▶ Taakinstructies
(a) Schrijf het fragment over het begrip god volledig en woordelijk over.
(b) Geef uit de records letterlijk opnieuw de regels vanaf het begin van de records tot en met de regel met "plot-area[interactable] — [331, 422, 623, 572]", beide grenzen inbegrepen, en verder niets.

▶ Fragment
***
GOD
Alles wat aanbeden wordt kan als een god worden aangeduid, aangezien de aanbidder er grotere macht aan toekent dan hijzelf bezit en het vereert. Men kan zelfs zijn buik tot een god maken (Ro 16:18; Fil 3:18, 19). In de bijbel is van veel goden sprake (Ps 86:8; 1Kor 8:5, 6), maar er wordt in aangetoond dat de goden van de natiën niets waard zijn. — Ps 96:5; zie GODEN EN GODINNEN.
***
(Gegevens voor lay-outannotatie)
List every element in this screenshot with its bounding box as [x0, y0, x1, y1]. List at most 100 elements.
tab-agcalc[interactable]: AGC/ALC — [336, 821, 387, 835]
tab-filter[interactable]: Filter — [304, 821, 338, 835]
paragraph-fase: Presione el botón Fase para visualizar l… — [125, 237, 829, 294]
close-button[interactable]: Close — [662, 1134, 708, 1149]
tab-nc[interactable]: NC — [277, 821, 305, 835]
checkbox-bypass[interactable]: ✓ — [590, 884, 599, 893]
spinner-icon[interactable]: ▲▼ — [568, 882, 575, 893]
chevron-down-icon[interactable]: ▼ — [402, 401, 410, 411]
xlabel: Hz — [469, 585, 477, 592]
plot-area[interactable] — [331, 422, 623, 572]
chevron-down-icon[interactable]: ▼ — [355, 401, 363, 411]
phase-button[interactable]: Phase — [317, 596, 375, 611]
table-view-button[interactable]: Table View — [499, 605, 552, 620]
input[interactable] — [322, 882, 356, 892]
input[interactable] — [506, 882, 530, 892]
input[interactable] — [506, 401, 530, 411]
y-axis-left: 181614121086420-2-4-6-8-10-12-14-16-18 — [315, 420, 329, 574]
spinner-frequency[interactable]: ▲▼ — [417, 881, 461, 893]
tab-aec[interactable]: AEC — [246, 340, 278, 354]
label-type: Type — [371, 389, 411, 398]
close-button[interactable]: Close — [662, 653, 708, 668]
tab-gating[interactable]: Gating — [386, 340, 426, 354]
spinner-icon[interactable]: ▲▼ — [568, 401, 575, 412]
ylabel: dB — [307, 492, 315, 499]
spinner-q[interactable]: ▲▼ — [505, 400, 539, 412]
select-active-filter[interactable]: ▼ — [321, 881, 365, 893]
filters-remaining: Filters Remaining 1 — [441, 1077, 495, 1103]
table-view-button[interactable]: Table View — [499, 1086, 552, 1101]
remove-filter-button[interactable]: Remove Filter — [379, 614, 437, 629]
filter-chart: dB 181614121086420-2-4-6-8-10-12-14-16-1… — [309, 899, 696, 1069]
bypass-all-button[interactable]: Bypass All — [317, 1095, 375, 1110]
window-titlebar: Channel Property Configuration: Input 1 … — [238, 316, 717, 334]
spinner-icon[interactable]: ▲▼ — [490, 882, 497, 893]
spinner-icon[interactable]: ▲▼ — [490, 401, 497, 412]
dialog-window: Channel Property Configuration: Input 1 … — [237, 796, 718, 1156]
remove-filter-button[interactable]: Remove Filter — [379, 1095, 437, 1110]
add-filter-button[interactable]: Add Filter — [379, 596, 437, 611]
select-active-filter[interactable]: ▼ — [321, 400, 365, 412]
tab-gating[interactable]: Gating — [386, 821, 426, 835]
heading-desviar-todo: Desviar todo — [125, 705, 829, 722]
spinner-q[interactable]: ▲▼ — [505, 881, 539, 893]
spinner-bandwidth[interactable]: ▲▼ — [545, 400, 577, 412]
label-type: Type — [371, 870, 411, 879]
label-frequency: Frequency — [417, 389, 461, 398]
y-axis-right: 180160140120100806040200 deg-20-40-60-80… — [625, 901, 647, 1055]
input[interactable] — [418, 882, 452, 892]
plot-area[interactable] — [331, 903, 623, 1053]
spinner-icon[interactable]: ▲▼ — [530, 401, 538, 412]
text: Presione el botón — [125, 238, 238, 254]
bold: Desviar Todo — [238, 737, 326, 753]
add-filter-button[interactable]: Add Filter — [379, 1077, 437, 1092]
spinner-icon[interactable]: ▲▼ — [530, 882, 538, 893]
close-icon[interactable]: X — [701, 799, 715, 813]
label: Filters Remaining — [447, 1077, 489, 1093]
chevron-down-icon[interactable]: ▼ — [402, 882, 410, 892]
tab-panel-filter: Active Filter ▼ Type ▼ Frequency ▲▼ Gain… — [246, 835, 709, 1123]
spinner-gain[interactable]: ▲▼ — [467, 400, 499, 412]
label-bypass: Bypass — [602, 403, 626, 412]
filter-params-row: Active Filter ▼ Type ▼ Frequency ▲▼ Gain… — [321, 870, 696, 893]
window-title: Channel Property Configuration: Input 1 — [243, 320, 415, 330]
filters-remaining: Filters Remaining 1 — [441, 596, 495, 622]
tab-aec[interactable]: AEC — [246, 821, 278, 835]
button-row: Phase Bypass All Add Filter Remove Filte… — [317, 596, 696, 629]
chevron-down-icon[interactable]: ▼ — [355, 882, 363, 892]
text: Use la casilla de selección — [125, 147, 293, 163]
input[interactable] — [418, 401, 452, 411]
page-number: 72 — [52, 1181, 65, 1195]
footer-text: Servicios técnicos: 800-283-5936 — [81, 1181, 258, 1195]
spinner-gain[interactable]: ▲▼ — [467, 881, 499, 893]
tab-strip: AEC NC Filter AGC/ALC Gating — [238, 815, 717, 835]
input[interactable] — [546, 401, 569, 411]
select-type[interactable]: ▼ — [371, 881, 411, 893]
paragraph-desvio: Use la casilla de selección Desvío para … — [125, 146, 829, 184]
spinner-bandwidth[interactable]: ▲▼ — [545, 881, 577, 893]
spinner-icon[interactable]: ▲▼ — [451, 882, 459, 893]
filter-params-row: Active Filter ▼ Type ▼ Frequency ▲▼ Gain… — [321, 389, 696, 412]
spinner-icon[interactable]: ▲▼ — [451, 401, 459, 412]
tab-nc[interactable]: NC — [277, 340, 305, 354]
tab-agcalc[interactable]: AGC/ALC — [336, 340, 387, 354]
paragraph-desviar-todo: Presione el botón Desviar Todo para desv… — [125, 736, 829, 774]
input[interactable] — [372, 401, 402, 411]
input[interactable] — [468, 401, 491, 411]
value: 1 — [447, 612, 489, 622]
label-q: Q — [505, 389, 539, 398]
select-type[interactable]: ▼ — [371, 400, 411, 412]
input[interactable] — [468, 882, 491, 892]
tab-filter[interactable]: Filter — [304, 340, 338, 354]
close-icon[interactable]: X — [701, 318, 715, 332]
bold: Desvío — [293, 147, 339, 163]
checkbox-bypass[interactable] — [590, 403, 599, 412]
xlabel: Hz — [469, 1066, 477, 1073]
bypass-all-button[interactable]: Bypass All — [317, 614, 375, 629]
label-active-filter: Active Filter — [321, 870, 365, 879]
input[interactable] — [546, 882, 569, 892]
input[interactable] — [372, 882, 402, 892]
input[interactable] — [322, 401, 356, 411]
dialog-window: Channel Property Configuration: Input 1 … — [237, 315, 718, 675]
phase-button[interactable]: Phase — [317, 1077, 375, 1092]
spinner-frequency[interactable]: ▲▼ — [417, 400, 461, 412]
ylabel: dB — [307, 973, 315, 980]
***
▶ Volledige antwoorden
(a)
GOD
Alles wat aanbeden wordt kan als een god worden aangeduid, aangezien de aanbidder er grotere macht aan toekent dan hijzelf bezit en het vereert. Men kan zelfs zijn buik tot een god maken (Ro 16:18; Fil 3:18, 19). In de bijbel is van veel goden sprake (Ps 86:8; 1Kor 8:5, 6), maar er wordt in aangetoond dat de goden van de natiën niets waard zijn. — Ps 96:5; zie GODEN EN GODINNEN.

(b)
List every element in this screenshot with its bounding box as [x0, y0, x1, y1]. List at most 100 elements.
tab-agcalc[interactable]: AGC/ALC — [336, 821, 387, 835]
tab-filter[interactable]: Filter — [304, 821, 338, 835]
paragraph-fase: Presione el botón Fase para visualizar l… — [125, 237, 829, 294]
close-button[interactable]: Close — [662, 1134, 708, 1149]
tab-nc[interactable]: NC — [277, 821, 305, 835]
checkbox-bypass[interactable]: ✓ — [590, 884, 599, 893]
spinner-icon[interactable]: ▲▼ — [568, 882, 575, 893]
chevron-down-icon[interactable]: ▼ — [402, 401, 410, 411]
xlabel: Hz — [469, 585, 477, 592]
plot-area[interactable] — [331, 422, 623, 572]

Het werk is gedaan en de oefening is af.